──────── Given passage ────────

Good Evening Dear Friends . . .
. . . and welcome to yet another Thursday evening in the study at Myrtle House; I am, as you can probably tell returned from foreign parts and relatively sound in mind and body, so please feel free to pull up a seat and rest for a few minutes while I regale you with tales of my travels in the shires of Hamp and Dorset!
The reason for the journey was, of course, to re-unite the Old Duchess and her brother in the swirly swishing wishing well waters of the sea just off Bournemouth in a rather swell location called Sandbanks. My original plan had been to pop over to a nature reserve called Brownsea Island a little further west in Poole Harbour to do the deed but, on the day, the weather was just a little too grey and tending towards squally rain so I made an executive decision and deposited her, as requested, in the briny from the end of the groyn pictured above. The picture was taken about a minute after I had done it and the weather changed perceptibly so perhaps she was insisting that I listen to her - for once at least!
The task having been completed - and photographs taken, shells collected as momentos it was then time to explore further afield. So it was all aboard the chain ferry to the Isle of Purbeck (which, of course, isn't) and the lovely Olde Worlde charm of Swanage where a most lovely repast was had in the company of good folk. It really is quite a lovely little watering hole and somewhere I had never been before - I can thoroughly recommend it, not too crowded but quite picturesque.
Then it was over to a rather sad and forlorn place called Tyneham Village; in a remote valley and reached by traversing Army Firing Ranges - when the big guns weren't looking - its population was evacuated on December 19th 1943 because the army needed the space to practice wars or some such silliness . . . they were told they would be allowed back but this has never happened and the tales of bitterly disappointed people are posted throughout the village which now stands as a monument to uprooted lives. It is a bit of a trek to get there but well worth it, and certainly worth more time than I had allowed for it . . . it is, indeed, somewhere to explore more fully in the future.
On the way back up north I elected to visit somewhere I, as a writer, should be making a monthly pilgrimage to . . . I refer, of course, to Stratford Upon Avon and, if you can possibly imagine this, it was my first ever visit! I was very impressed by the number of places that Old Father William had lived/owned/walked past at some point in his life and was intrigued to see one with an archaeological dig in progress . . . access was allowed (for a fee, naturally) and so I entered the building and peered around the corner to see the extent of the dig at which point a curator positively bellowed at me from behind a desk that I could go no further without payment. I said I was merely looking to see the extent . . . I got no further; who did I think I was to be allowed to walk around without paying? I did point out, in somewhat vociferous terms, that I had been on the point of entering but now would require the strength of several equines of inflamed temperament and possible mental instability to force me to stay! He was so rude!

──────── Collected data ────────

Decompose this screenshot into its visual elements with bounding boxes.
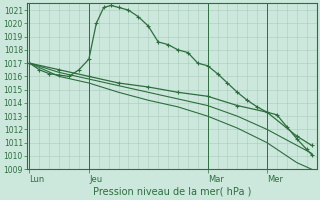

────────

● **Task to carry out**
Extend the Myrtle House travel account by writing what comes after its last sentence, "He was so rude!", in the same chatty first-person voice.

● **Result of this task**
So I have no hesitation whatsoever of recommending that, should you be so foolish as to attempt to visit the dig at Nash's House, you either throw your purse in first or simply punch whoever happens to be behind the desk before they get a chance to insult you! it really quite spoiled my day there, despite the charms of the theatre which could have persuaded me to linger longer into the evening . . . ah well, maybe someone involved with the preservation and presentation of the nations most treasured properties will read this and "have a word" perhaps?
Anyhow, I am returned and so is the Famous Sally Dog; freshly bathed and smelling momentarily sweeter than normal thanks to the ministrations of the good folk at Talbot House who she loves dearly. There was a good deal of excited scampering about and licking at our reunion but they are quite used to me by now - Sal was equally excited and watered each and every tree in sight in my honour; I was very proud.
And so here we are, in the study with the light fading and my keyboard glowing; work is cantering on a pace and may even be finished by next week's deadline; tomorrow is a day for meeting counsellor chums and so much and many tea and cakes are to be consumed with glee and by me.
I hope you have a fun Friday and - if a Tweeter - remember to #FF me; have a lovely weekend and may you be swathed in riches of kisses always!
'til next time
Be Seeing You !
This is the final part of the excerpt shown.